(Data entries)
__________

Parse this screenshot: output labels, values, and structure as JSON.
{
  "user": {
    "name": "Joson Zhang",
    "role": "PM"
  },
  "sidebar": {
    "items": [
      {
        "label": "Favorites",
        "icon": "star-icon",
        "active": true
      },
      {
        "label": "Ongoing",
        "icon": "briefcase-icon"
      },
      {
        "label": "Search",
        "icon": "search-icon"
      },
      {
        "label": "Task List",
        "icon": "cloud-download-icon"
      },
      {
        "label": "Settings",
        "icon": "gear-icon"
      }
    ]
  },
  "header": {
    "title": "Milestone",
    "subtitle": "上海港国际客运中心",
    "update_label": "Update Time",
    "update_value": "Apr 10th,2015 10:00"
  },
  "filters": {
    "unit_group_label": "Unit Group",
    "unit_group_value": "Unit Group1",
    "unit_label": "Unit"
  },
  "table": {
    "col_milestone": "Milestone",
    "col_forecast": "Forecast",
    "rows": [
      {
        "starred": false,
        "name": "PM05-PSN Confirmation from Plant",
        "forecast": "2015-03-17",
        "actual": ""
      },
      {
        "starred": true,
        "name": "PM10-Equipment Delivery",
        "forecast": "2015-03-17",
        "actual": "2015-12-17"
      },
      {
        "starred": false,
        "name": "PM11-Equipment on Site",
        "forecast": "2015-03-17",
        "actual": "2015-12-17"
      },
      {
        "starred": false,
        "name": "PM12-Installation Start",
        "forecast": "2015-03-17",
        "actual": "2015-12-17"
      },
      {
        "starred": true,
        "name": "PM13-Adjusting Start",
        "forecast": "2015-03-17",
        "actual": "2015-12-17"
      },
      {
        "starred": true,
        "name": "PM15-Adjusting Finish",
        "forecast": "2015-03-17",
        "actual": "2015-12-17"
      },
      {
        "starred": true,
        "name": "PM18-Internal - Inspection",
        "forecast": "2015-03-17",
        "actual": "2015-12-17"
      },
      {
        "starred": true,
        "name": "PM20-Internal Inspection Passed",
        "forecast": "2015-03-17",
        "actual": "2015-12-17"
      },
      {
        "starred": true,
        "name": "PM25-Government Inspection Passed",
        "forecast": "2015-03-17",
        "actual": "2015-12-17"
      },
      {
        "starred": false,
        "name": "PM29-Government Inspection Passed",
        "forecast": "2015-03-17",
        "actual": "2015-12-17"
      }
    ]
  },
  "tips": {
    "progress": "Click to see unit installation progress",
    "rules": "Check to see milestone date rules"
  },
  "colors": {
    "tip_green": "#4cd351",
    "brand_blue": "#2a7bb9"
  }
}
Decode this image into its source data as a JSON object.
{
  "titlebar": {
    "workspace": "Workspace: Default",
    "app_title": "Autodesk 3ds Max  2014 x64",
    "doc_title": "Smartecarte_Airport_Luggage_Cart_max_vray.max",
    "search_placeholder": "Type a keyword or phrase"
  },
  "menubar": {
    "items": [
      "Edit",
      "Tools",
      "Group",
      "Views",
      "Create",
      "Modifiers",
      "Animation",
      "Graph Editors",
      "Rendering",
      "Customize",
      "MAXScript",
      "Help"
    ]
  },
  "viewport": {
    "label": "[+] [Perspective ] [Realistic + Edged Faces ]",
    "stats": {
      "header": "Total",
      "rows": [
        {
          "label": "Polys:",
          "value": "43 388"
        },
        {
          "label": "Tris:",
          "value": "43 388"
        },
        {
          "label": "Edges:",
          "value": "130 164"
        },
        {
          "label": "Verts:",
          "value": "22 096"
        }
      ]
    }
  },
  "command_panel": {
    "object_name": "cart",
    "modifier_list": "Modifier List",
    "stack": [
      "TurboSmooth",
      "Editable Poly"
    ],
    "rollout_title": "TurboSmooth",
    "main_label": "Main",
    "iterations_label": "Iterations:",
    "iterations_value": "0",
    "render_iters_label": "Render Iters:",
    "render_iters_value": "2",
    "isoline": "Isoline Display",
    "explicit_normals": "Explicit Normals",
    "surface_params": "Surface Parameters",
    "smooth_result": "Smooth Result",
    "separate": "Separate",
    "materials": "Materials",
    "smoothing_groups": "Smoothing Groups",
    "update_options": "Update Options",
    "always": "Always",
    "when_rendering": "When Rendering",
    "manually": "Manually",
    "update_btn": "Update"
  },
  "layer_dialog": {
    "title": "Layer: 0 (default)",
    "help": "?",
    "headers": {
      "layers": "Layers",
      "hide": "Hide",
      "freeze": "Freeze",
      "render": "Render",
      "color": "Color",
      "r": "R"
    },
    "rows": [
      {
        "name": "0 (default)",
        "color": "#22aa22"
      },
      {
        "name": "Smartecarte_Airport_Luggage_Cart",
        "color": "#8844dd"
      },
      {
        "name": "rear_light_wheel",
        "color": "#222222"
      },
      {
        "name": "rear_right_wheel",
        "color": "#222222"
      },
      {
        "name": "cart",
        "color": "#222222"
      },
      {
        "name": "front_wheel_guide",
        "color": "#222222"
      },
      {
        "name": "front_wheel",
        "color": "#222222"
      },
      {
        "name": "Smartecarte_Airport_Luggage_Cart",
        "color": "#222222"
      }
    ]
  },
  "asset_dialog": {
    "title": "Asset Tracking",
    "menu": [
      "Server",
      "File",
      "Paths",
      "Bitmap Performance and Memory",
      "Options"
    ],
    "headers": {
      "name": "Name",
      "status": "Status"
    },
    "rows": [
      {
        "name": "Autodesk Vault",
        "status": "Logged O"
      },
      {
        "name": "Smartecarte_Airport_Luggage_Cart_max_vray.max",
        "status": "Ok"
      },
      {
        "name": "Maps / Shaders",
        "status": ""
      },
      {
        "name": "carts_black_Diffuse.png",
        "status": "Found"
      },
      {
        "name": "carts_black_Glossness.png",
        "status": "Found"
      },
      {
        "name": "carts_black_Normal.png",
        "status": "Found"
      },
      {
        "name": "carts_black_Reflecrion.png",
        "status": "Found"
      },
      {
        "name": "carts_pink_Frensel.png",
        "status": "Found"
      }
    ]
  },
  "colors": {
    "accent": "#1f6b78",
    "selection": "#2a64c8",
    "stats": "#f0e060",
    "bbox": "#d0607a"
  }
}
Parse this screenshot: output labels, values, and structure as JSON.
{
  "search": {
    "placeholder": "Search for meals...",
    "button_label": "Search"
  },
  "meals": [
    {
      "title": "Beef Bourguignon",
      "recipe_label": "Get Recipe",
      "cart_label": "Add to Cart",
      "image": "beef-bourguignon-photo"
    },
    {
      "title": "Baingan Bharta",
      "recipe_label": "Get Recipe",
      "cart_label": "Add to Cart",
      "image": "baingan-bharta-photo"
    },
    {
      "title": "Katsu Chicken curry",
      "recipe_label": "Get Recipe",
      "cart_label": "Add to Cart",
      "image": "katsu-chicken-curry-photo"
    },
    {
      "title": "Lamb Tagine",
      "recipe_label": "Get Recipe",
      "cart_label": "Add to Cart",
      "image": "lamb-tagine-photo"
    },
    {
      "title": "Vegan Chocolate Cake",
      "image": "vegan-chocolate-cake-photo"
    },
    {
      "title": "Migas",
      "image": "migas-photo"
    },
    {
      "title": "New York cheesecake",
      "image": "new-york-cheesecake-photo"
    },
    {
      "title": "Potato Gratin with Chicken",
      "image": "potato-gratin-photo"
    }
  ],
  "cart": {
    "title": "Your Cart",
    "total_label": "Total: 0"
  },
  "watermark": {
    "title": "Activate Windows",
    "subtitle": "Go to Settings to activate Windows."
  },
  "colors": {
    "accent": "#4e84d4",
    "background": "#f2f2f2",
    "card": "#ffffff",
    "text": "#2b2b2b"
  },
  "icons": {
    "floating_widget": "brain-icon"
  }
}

__________

Go through the lines above. Select every one that has the string "Internal".

EXPECTED ANSWER:
        "name": "PM18-Internal - Inspection",
        "name": "PM20-Internal Inspection Passed",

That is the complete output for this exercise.